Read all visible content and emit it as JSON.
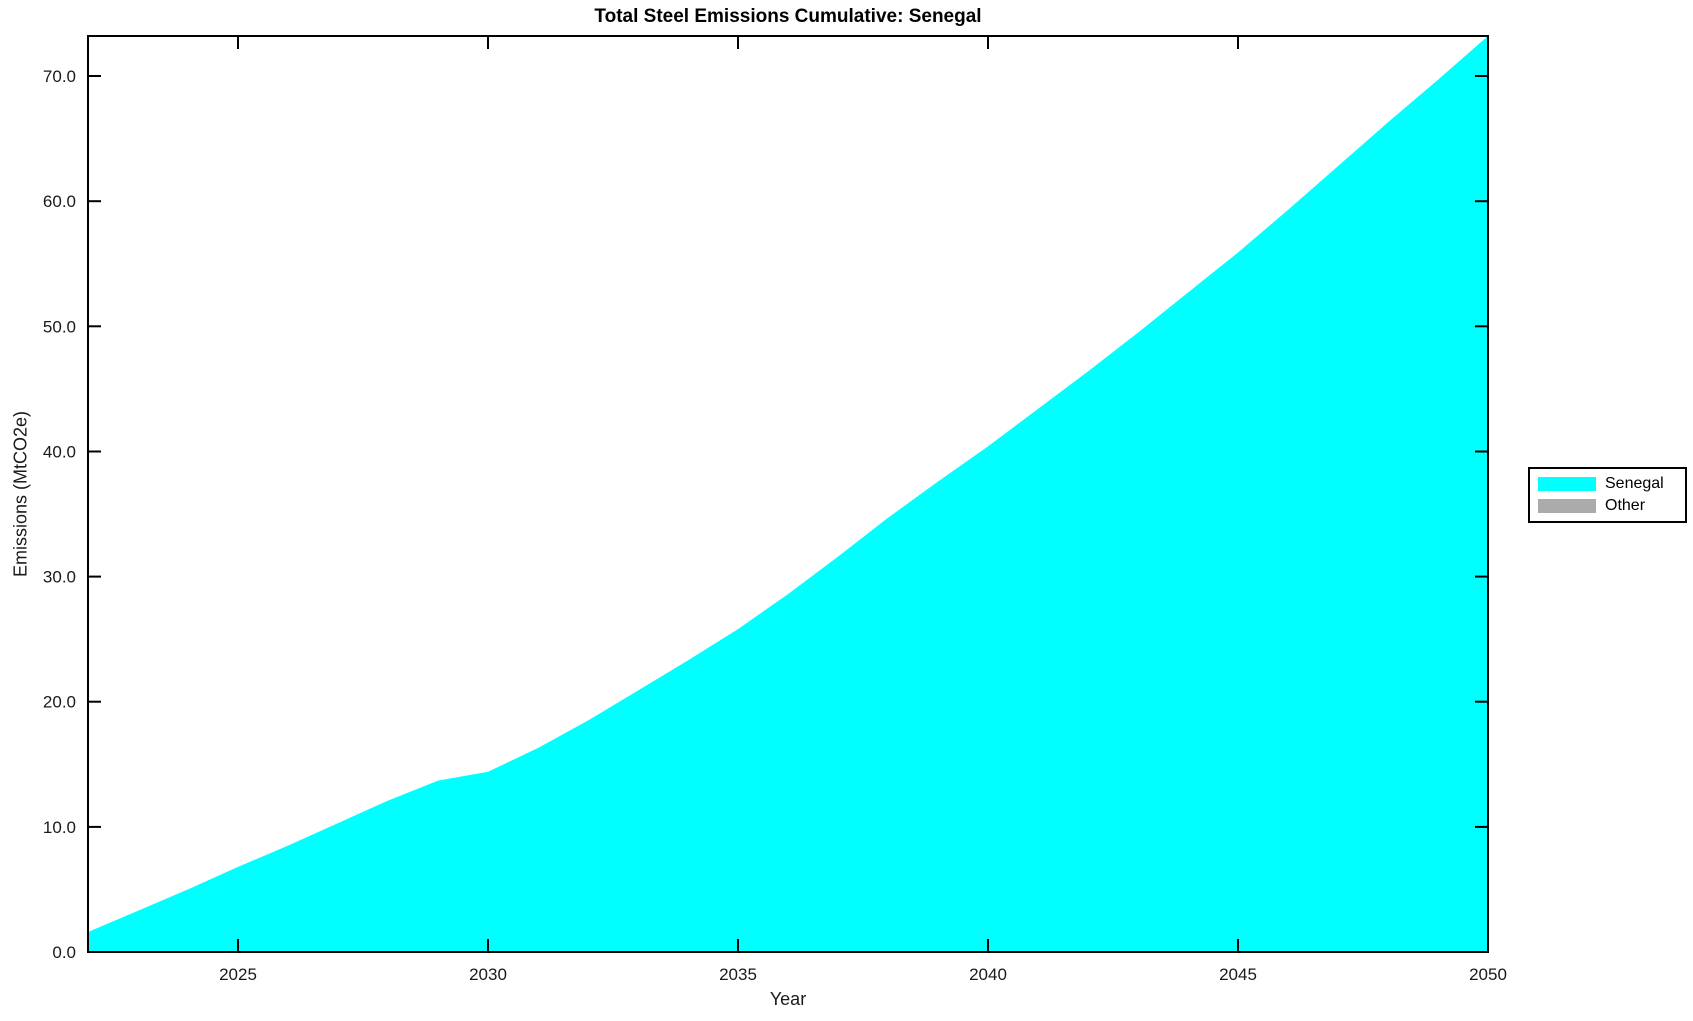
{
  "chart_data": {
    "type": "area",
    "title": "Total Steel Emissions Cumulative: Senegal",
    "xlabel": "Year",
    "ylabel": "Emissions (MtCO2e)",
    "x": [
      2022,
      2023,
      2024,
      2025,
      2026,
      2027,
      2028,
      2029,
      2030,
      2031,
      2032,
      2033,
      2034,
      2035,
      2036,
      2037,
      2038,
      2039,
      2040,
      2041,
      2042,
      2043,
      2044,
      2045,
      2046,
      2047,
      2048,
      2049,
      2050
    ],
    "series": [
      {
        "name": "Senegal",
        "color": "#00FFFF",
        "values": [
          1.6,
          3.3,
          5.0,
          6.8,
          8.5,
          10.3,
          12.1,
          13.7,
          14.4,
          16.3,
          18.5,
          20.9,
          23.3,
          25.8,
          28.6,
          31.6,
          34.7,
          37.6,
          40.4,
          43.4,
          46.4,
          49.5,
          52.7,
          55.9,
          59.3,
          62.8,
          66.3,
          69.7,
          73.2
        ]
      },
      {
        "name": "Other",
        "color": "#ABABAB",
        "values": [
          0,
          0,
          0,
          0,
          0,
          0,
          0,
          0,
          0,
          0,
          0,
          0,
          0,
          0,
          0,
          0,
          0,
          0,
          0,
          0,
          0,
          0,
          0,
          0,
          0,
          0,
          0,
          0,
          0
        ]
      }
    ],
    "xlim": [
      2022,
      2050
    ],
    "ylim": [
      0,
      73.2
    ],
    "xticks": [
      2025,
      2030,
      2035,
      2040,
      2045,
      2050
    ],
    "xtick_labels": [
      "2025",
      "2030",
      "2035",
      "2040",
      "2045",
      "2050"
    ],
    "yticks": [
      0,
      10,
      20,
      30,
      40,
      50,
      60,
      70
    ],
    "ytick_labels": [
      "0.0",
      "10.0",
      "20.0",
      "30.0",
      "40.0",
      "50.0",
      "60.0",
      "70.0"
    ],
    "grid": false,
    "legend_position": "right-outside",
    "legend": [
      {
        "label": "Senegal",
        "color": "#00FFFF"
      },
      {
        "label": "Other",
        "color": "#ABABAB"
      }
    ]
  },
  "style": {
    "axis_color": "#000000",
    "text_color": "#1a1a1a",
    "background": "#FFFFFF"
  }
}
__________________________________________________
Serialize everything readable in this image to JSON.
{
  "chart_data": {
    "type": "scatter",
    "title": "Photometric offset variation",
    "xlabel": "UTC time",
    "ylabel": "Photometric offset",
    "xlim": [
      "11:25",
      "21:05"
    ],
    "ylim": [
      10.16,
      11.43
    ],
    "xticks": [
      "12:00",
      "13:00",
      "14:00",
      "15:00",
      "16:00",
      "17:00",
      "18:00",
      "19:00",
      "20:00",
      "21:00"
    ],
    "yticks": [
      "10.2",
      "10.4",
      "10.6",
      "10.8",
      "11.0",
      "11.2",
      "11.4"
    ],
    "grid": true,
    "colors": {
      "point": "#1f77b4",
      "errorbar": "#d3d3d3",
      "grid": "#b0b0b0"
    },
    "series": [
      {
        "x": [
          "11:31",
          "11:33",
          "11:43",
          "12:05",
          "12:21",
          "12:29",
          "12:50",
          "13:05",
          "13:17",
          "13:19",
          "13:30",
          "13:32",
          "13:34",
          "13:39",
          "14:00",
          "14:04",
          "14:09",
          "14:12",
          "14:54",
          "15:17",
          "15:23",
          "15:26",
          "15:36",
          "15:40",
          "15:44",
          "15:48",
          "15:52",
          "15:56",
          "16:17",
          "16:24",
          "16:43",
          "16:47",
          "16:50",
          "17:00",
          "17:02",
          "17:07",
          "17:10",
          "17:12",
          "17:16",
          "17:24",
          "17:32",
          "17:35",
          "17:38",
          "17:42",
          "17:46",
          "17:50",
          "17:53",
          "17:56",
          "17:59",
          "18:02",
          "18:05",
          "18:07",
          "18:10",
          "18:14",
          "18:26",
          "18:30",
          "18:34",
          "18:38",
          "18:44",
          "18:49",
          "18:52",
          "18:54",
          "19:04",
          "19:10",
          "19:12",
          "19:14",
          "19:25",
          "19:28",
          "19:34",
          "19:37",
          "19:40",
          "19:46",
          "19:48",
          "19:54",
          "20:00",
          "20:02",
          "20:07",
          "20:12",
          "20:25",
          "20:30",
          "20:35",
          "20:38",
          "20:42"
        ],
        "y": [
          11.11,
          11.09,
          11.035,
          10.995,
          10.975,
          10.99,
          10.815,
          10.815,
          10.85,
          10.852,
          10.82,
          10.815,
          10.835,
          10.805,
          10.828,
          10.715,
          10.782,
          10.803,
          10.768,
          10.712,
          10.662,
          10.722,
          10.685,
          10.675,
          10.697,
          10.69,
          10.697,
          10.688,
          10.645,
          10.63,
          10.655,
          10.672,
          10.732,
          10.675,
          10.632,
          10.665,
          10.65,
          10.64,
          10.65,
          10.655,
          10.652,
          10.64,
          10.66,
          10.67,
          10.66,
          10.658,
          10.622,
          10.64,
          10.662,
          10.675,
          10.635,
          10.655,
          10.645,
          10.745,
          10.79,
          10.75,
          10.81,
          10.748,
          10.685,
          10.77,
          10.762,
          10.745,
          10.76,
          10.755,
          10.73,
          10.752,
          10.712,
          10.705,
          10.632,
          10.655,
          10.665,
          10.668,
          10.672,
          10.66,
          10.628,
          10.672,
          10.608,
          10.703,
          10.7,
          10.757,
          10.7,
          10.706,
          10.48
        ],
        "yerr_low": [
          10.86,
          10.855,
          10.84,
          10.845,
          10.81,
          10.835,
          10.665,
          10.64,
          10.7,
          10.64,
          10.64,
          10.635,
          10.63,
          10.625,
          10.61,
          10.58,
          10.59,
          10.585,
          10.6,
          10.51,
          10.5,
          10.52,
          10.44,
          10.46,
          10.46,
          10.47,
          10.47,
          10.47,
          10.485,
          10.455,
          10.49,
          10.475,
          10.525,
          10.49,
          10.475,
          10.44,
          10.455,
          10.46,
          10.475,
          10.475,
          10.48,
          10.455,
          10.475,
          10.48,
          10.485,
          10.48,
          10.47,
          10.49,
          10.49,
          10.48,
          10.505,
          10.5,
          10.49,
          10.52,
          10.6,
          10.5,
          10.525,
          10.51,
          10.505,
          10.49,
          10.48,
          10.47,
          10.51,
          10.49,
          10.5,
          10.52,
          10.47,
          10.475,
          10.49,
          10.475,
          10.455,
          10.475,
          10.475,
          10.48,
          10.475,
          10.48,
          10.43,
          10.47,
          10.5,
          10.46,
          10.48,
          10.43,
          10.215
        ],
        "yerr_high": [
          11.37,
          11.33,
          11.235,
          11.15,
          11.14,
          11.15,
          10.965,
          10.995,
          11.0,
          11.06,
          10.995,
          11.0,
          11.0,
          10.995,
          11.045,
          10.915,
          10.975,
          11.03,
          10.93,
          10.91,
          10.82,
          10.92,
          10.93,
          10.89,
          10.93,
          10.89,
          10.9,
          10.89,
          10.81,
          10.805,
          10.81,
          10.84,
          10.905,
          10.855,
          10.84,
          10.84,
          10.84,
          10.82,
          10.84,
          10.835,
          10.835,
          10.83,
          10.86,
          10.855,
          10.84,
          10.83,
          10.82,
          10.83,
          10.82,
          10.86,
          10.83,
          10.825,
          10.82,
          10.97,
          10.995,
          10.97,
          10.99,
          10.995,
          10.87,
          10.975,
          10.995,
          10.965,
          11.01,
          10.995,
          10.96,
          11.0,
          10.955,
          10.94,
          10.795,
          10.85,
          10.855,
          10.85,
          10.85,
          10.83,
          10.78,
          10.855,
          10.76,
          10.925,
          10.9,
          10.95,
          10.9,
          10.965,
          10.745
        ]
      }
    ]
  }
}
__________________________________________________
AIM » Using the listing above, pick out each line that contains the word "Senegal", then copy it.

RESULT OF THE TASK »
    "title": "Total Steel Emissions Cumulative: Senegal",
        "name": "Senegal",
        "label": "Senegal",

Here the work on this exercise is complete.